======== RECORDS FOR THIS EXERCISE ========

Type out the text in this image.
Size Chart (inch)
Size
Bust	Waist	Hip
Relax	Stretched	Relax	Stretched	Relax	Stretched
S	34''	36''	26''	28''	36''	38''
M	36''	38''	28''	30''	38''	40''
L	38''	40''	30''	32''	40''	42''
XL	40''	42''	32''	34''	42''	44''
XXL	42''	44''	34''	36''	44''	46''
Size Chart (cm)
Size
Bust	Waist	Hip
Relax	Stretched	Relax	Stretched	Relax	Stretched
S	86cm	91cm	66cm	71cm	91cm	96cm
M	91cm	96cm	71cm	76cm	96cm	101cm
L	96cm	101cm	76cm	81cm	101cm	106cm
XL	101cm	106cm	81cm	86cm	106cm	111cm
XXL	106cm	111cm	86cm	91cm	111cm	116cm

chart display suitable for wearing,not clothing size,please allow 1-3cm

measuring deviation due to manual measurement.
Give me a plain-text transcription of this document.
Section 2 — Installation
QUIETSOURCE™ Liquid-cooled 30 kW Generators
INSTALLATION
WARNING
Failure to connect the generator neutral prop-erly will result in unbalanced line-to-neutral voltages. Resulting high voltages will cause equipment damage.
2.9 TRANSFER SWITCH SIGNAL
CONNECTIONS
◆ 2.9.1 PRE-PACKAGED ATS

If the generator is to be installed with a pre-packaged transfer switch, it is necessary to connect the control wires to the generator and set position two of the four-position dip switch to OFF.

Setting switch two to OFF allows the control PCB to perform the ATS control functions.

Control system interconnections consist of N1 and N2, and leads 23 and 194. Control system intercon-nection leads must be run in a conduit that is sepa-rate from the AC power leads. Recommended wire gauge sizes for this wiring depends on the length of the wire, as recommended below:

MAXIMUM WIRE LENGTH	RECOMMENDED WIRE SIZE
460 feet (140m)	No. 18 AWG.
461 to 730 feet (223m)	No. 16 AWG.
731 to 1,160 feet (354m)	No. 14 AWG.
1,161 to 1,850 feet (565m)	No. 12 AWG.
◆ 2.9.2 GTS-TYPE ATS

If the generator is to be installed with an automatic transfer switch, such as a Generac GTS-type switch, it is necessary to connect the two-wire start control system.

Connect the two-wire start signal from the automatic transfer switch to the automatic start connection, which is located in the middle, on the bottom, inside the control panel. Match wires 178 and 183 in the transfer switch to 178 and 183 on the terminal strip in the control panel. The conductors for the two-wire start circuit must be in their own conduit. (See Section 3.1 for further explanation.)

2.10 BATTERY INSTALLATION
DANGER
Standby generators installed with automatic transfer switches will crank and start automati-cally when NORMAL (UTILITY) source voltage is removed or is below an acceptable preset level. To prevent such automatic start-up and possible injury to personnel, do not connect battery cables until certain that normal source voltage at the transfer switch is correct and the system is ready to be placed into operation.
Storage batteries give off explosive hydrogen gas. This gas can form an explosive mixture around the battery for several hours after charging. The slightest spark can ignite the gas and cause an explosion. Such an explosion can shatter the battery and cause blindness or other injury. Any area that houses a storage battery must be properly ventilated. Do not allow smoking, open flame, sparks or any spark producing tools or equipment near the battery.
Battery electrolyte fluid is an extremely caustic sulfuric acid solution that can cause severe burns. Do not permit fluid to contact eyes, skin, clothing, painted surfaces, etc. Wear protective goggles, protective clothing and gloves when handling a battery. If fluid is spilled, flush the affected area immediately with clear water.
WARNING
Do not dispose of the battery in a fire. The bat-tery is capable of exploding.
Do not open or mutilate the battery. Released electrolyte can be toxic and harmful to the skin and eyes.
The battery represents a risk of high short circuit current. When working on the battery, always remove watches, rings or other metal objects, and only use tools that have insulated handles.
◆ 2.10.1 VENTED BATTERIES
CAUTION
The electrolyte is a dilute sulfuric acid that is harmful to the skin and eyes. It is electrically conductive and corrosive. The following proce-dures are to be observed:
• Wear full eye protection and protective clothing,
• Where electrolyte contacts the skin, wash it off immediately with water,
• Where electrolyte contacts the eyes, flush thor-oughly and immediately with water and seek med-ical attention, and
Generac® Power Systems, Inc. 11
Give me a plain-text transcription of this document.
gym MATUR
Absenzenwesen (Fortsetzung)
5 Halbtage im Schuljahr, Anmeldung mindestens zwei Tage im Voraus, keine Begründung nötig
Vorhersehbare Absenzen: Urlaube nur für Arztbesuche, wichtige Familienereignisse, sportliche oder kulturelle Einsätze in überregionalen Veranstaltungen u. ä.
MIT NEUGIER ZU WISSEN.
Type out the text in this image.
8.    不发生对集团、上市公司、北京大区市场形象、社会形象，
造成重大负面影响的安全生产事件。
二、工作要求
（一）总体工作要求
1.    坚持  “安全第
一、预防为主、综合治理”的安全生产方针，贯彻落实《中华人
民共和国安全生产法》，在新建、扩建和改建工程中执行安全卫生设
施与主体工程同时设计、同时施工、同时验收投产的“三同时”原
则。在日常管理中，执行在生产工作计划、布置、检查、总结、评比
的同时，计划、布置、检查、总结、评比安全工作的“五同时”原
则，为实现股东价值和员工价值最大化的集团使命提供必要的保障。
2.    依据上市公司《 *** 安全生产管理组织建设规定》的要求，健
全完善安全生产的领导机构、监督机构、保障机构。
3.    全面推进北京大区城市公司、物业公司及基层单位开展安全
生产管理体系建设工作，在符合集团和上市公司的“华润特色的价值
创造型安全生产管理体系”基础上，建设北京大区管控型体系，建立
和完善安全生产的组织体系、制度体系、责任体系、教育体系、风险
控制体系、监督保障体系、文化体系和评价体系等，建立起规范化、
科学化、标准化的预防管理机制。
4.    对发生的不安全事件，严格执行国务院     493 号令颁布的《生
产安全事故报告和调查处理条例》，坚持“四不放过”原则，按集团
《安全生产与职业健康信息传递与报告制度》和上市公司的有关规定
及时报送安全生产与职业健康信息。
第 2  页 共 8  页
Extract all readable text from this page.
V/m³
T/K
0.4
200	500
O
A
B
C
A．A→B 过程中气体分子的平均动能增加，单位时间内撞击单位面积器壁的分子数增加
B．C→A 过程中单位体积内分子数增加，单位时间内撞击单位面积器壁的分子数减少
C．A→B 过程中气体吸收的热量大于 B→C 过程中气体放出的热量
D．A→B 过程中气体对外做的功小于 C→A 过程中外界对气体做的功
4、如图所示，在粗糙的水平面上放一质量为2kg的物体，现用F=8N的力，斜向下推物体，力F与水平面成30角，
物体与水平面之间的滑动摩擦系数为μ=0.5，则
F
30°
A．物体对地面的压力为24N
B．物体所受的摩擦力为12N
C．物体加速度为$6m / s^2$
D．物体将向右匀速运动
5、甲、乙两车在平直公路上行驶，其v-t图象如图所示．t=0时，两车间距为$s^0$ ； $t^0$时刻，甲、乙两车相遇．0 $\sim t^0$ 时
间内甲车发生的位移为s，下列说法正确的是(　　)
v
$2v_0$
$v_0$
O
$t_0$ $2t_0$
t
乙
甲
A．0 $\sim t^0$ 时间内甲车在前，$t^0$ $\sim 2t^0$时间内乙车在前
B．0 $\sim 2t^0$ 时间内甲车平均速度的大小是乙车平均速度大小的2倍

========

**WHAT TO PRODUCE:** Give the number of lines above in which the word "harmful" occurs, with nothing else.

**PROBLEM SOLUTION:** 2